Aim: Exactly as they appear, output all of the records. Skip any images.

Data lines:
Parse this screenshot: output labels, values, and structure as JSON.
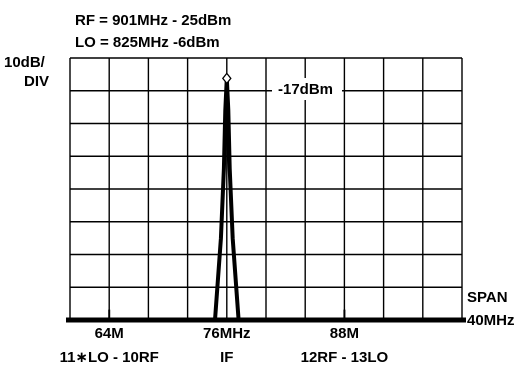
{
  "chart_data": {
    "type": "line",
    "title": "RF = 901MHz - 25dBm",
    "subtitle": "LO = 825MHz -6dBm",
    "ylabel": [
      "10dB/",
      "DIV"
    ],
    "span_label": [
      "SPAN",
      "40MHz"
    ],
    "grid": true,
    "xlim": [
      60,
      100
    ],
    "ylim": [
      -100,
      -10
    ],
    "ticks": [
      {
        "x": 64,
        "label": "64M",
        "product": "11∗LO - 10RF"
      },
      {
        "x": 76,
        "label": "76MHz",
        "product": "IF"
      },
      {
        "x": 88,
        "label": "88M",
        "product": "12RF - 13LO"
      }
    ],
    "peak": {
      "x": 76,
      "y": -17,
      "label": "-17dBm"
    },
    "series": [
      {
        "x": [
          60,
          74.8,
          75.4,
          75.7,
          75.85,
          76,
          76.15,
          76.3,
          76.6,
          77.2,
          100
        ],
        "y": [
          -100,
          -100,
          -72,
          -48,
          -28,
          -17,
          -28,
          -48,
          -72,
          -100,
          -100
        ]
      }
    ],
    "noise_floor_y": -100,
    "spurs": [
      {
        "x": 64,
        "y": -98.5
      },
      {
        "x": 88,
        "y": -98.5
      }
    ]
  }
}
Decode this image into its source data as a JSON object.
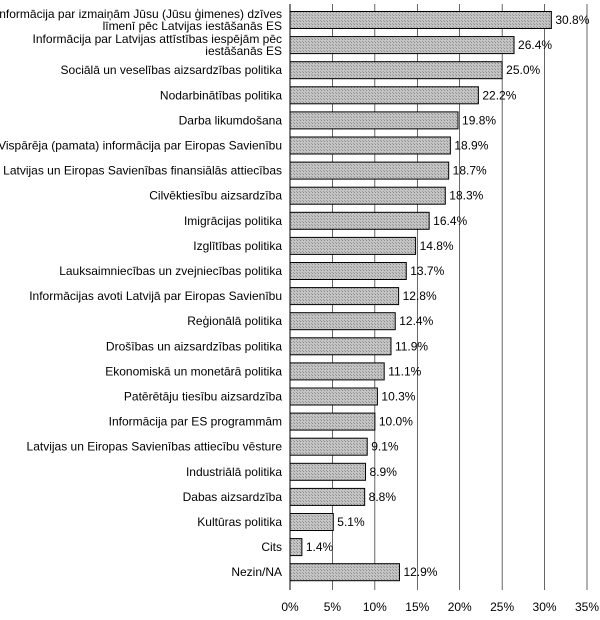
{
  "chart_data": {
    "type": "bar",
    "orientation": "horizontal",
    "title": "",
    "xlabel": "",
    "ylabel": "",
    "xlim": [
      0,
      35
    ],
    "xticks": [
      0,
      5,
      10,
      15,
      20,
      25,
      30,
      35
    ],
    "tick_suffix": "%",
    "value_suffix": "%",
    "grid": true,
    "categories": [
      [
        "Informācija par izmaiņām Jūsu (Jūsu ģimenes) dzīves",
        "līmenī pēc Latvijas iestāšanās ES"
      ],
      [
        "Informācija par Latvijas attīstības iespējām pēc",
        "iestāšanās ES"
      ],
      [
        "Sociālā un veselības aizsardzības politika"
      ],
      [
        "Nodarbinātības politika"
      ],
      [
        "Darba likumdošana"
      ],
      [
        "Vispārēja (pamata) informācija par Eiropas Savienību"
      ],
      [
        "Latvijas un Eiropas Savienības finansiālās attiecības"
      ],
      [
        "Cilvēktiesību aizsardzība"
      ],
      [
        "Imigrācijas politika"
      ],
      [
        "Izglītības politika"
      ],
      [
        "Lauksaimniecības un zvejniecības politika"
      ],
      [
        "Informācijas avoti Latvijā par Eiropas Savienību"
      ],
      [
        "Reģionālā politika"
      ],
      [
        "Drošības un aizsardzības politika"
      ],
      [
        "Ekonomiskā un monetārā politika"
      ],
      [
        "Patērētāju tiesību aizsardzība"
      ],
      [
        "Informācija par ES programmām"
      ],
      [
        "Latvijas un Eiropas Savienības attiecību vēsture"
      ],
      [
        "Industriālā politika"
      ],
      [
        "Dabas aizsardzība"
      ],
      [
        "Kultūras politika"
      ],
      [
        "Cits"
      ],
      [
        "Nezin/NA"
      ]
    ],
    "values": [
      30.8,
      26.4,
      25.0,
      22.2,
      19.8,
      18.9,
      18.7,
      18.3,
      16.4,
      14.8,
      13.7,
      12.8,
      12.4,
      11.9,
      11.1,
      10.3,
      10.0,
      9.1,
      8.9,
      8.8,
      5.1,
      1.4,
      12.9
    ]
  }
}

Exercise output:
Parse this screenshot: output labels, values, and structure as JSON.
{
  "chart_data": {
    "type": "line",
    "title": "RF = 901MHz - 25dBm",
    "subtitle": "LO = 825MHz -6dBm",
    "ylabel": [
      "10dB/",
      "DIV"
    ],
    "span_label": [
      "SPAN",
      "40MHz"
    ],
    "grid": true,
    "xlim": [
      60,
      100
    ],
    "ylim": [
      -100,
      -10
    ],
    "ticks": [
      {
        "x": 64,
        "label": "64M",
        "product": "11∗LO - 10RF"
      },
      {
        "x": 76,
        "label": "76MHz",
        "product": "IF"
      },
      {
        "x": 88,
        "label": "88M",
        "product": "12RF - 13LO"
      }
    ],
    "peak": {
      "x": 76,
      "y": -17,
      "label": "-17dBm"
    },
    "series": [
      {
        "x": [
          60,
          74.8,
          75.4,
          75.7,
          75.85,
          76,
          76.15,
          76.3,
          76.6,
          77.2,
          100
        ],
        "y": [
          -100,
          -100,
          -72,
          -48,
          -28,
          -17,
          -28,
          -48,
          -72,
          -100,
          -100
        ]
      }
    ],
    "noise_floor_y": -100,
    "spurs": [
      {
        "x": 64,
        "y": -98.5
      },
      {
        "x": 88,
        "y": -98.5
      }
    ]
  }
}
Decode this image into its source data as a JSON object.
{
  "chart_data": {
    "type": "bar",
    "orientation": "horizontal",
    "title": "",
    "xlabel": "",
    "ylabel": "",
    "xlim": [
      0,
      35
    ],
    "xticks": [
      0,
      5,
      10,
      15,
      20,
      25,
      30,
      35
    ],
    "tick_suffix": "%",
    "value_suffix": "%",
    "grid": true,
    "categories": [
      [
        "Informācija par izmaiņām Jūsu (Jūsu ģimenes) dzīves",
        "līmenī pēc Latvijas iestāšanās ES"
      ],
      [
        "Informācija par Latvijas attīstības iespējām pēc",
        "iestāšanās ES"
      ],
      [
        "Sociālā un veselības aizsardzības politika"
      ],
      [
        "Nodarbinātības politika"
      ],
      [
        "Darba likumdošana"
      ],
      [
        "Vispārēja (pamata) informācija par Eiropas Savienību"
      ],
      [
        "Latvijas un Eiropas Savienības finansiālās attiecības"
      ],
      [
        "Cilvēktiesību aizsardzība"
      ],
      [
        "Imigrācijas politika"
      ],
      [
        "Izglītības politika"
      ],
      [
        "Lauksaimniecības un zvejniecības politika"
      ],
      [
        "Informācijas avoti Latvijā par Eiropas Savienību"
      ],
      [
        "Reģionālā politika"
      ],
      [
        "Drošības un aizsardzības politika"
      ],
      [
        "Ekonomiskā un monetārā politika"
      ],
      [
        "Patērētāju tiesību aizsardzība"
      ],
      [
        "Informācija par ES programmām"
      ],
      [
        "Latvijas un Eiropas Savienības attiecību vēsture"
      ],
      [
        "Industriālā politika"
      ],
      [
        "Dabas aizsardzība"
      ],
      [
        "Kultūras politika"
      ],
      [
        "Cits"
      ],
      [
        "Nezin/NA"
      ]
    ],
    "values": [
      30.8,
      26.4,
      25.0,
      22.2,
      19.8,
      18.9,
      18.7,
      18.3,
      16.4,
      14.8,
      13.7,
      12.8,
      12.4,
      11.9,
      11.1,
      10.3,
      10.0,
      9.1,
      8.9,
      8.8,
      5.1,
      1.4,
      12.9
    ]
  }
}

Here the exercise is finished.